- _EXERCISE DESCRIPTION_
Copy out all lines where "distilled" appears.
— Start DATA FOR THE TASK —
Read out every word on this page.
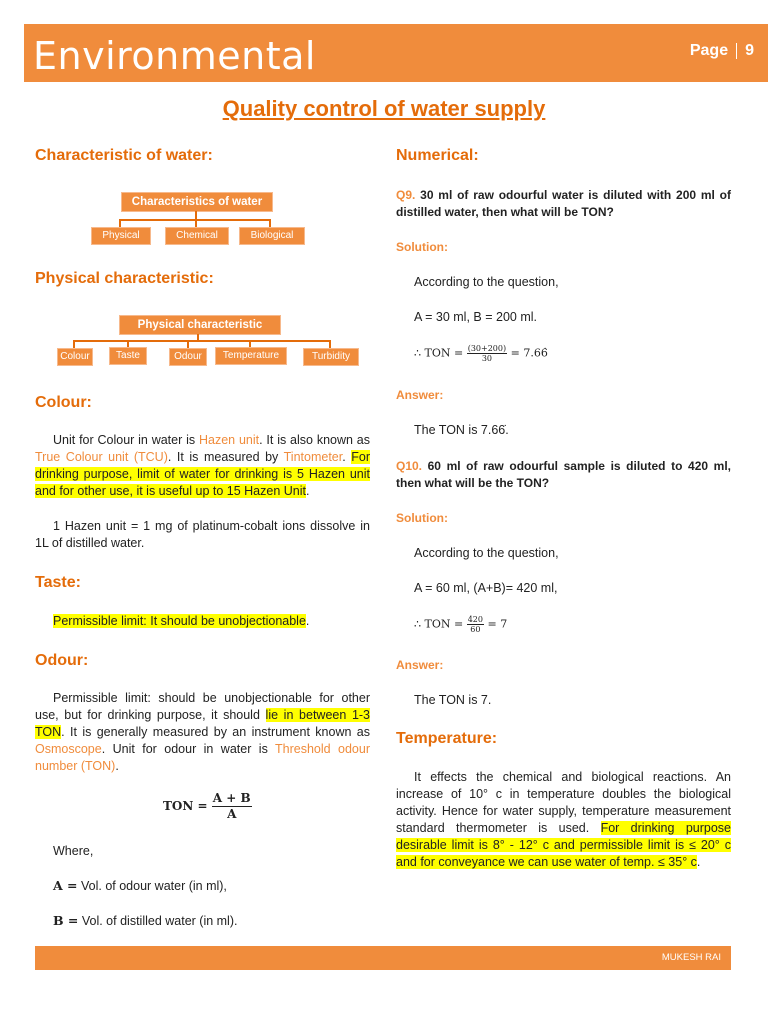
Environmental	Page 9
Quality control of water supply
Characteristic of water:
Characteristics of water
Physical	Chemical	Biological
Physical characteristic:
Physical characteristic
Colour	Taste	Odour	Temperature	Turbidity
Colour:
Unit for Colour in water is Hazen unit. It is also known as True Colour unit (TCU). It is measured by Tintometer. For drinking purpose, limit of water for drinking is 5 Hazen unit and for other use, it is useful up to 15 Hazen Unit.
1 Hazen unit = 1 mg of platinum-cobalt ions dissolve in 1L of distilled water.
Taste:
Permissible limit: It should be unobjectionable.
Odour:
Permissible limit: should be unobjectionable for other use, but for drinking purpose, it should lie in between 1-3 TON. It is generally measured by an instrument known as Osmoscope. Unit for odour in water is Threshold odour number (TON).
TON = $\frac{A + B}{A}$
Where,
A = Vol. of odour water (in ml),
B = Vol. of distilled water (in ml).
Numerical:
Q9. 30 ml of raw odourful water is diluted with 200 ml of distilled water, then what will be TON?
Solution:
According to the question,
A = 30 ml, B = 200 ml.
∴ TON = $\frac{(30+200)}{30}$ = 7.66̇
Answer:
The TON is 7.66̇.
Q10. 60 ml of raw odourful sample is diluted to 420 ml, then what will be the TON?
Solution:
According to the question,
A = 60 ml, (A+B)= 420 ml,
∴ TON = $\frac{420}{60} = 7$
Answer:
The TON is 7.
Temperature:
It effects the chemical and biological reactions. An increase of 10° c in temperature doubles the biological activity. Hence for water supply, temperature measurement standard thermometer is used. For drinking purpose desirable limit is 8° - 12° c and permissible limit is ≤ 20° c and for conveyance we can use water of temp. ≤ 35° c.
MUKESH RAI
— End DATA FOR THE TASK —
— Start DATA FOR THE TASK —
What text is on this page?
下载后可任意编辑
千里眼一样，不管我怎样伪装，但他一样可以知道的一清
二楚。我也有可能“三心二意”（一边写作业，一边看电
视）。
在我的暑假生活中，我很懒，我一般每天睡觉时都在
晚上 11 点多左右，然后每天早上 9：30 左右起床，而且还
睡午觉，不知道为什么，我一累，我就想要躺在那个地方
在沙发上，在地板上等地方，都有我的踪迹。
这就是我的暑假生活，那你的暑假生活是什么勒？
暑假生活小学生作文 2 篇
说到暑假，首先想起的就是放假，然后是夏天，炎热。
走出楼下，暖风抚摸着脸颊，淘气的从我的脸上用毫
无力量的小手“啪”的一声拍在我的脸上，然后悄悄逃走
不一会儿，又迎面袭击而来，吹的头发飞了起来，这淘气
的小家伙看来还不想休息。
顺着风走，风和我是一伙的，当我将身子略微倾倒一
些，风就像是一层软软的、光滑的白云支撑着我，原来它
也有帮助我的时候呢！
— End DATA FOR THE TASK —
- _SOLUTION TO THE PROBLEM_
1 Hazen unit = 1 mg of platinum-cobalt ions dissolve in 1L of distilled water.
B = Vol. of distilled water (in ml).
Q9. 30 ml of raw odourful water is diluted with 200 ml of distilled water, then what will be TON?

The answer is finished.